** START MATERIAL SHOWN **
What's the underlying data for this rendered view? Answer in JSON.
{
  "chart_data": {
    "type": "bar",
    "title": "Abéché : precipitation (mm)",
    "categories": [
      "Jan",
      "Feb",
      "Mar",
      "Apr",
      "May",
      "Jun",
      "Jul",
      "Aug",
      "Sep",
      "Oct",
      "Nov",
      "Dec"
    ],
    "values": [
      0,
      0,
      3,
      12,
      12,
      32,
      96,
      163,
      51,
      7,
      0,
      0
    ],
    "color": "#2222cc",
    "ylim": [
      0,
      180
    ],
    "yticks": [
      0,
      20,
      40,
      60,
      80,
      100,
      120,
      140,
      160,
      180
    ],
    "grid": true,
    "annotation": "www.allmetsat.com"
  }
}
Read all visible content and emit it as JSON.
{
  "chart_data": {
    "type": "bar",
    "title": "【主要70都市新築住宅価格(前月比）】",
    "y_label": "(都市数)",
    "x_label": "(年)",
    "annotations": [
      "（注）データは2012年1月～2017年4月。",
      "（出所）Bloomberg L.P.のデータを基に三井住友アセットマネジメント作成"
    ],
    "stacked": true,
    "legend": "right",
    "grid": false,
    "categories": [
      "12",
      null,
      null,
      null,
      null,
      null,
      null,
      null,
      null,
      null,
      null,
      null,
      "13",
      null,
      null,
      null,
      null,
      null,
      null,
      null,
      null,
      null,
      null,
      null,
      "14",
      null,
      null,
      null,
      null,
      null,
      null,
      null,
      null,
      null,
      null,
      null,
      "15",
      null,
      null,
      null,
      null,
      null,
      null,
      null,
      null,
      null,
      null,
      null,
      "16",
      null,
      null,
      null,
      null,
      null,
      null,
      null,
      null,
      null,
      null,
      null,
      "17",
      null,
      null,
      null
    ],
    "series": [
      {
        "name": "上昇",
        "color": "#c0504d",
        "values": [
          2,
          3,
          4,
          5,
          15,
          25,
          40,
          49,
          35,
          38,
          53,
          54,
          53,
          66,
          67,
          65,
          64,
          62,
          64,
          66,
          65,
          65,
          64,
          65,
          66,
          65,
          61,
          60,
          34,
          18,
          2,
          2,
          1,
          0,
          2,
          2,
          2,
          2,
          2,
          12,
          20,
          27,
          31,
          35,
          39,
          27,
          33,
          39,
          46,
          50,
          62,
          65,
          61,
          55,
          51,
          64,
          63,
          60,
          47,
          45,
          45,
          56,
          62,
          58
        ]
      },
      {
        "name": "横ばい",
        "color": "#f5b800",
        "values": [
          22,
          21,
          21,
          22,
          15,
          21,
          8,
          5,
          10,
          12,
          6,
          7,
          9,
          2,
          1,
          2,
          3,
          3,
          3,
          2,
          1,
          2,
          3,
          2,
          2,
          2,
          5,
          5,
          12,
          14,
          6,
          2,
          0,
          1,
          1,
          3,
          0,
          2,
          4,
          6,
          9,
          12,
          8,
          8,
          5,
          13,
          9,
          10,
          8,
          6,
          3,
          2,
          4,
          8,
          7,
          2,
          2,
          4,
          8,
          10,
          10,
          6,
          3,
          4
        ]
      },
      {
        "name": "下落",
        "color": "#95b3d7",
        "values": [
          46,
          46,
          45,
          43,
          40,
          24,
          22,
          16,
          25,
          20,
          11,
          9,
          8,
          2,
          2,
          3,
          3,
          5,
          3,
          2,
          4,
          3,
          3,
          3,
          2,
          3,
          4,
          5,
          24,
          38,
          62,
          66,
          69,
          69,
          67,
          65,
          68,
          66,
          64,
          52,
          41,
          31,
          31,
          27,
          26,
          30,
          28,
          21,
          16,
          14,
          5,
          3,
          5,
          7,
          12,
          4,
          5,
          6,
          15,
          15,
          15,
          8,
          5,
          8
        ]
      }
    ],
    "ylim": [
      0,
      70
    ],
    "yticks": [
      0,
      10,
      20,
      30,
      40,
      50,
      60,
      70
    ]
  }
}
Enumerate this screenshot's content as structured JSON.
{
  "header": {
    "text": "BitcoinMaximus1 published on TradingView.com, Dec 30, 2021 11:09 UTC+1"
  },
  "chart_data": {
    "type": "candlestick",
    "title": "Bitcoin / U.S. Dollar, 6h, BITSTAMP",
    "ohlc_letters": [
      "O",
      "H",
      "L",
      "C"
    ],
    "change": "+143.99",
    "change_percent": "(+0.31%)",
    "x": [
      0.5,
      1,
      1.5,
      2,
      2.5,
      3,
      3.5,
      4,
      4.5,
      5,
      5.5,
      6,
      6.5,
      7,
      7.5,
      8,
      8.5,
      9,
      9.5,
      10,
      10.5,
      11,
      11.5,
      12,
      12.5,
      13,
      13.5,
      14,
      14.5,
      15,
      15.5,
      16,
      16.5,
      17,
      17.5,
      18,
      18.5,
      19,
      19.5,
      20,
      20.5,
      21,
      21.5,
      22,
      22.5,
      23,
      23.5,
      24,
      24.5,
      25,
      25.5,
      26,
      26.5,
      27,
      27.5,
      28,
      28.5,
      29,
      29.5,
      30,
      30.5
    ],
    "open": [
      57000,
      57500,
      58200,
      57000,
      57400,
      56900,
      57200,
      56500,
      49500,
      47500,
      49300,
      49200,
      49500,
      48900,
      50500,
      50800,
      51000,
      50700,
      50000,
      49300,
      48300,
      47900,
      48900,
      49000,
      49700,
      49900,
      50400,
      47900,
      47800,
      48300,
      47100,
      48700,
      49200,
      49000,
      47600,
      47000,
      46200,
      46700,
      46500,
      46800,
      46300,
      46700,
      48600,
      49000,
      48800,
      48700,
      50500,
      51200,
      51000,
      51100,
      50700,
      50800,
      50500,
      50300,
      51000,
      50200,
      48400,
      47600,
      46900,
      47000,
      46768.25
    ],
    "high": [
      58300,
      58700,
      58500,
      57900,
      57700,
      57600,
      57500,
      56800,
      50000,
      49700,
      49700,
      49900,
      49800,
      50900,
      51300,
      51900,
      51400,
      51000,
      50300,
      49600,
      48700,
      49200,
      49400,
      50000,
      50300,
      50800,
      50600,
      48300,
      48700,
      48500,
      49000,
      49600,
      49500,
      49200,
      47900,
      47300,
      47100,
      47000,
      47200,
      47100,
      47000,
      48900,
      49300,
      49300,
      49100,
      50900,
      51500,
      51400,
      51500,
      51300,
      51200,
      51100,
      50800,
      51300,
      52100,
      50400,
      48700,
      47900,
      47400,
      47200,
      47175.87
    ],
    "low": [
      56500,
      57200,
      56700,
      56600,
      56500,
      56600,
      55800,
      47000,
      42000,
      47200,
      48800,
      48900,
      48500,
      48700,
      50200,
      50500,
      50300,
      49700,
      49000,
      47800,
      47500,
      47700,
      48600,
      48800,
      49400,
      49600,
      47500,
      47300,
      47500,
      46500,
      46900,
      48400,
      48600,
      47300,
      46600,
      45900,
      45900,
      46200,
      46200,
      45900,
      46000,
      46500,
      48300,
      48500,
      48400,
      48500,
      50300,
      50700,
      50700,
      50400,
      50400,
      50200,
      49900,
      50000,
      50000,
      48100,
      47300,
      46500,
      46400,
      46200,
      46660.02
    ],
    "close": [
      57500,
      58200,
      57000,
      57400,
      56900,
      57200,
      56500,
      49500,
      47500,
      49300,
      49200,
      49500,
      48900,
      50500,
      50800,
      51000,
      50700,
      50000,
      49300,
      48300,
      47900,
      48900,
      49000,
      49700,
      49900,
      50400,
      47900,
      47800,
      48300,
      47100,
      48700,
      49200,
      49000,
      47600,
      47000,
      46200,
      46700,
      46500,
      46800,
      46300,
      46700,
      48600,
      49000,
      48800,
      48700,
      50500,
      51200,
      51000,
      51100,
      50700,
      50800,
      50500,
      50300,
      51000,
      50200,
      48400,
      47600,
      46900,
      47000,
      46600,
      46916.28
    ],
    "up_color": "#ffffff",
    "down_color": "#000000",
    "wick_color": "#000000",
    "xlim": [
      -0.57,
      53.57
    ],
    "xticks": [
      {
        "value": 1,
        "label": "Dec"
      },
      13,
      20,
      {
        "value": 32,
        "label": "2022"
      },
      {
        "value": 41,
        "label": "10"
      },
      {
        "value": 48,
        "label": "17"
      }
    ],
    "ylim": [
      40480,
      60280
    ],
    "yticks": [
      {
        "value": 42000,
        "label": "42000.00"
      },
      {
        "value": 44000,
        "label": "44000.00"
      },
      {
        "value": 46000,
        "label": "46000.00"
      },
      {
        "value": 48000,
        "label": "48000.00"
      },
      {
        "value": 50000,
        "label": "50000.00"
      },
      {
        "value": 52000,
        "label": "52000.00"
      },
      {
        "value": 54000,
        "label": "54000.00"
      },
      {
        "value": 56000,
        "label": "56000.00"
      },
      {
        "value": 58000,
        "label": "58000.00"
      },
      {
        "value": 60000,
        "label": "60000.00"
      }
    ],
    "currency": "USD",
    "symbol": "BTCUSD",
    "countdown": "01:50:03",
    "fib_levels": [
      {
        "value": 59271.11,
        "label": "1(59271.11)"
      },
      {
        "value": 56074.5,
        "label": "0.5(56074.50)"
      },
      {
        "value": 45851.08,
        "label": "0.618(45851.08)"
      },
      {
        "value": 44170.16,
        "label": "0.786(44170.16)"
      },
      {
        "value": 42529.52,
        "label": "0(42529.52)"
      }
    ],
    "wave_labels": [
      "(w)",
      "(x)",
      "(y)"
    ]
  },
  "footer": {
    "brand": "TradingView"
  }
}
** END MATERIAL SHOWN **
WHAT TO WORK ON.
Collect the lines of the records that include the string "content".

ANSWER FOR THIS EXERCISE.
Read all visible content and emit it as JSON.
Enumerate this screenshot's content as structured JSON.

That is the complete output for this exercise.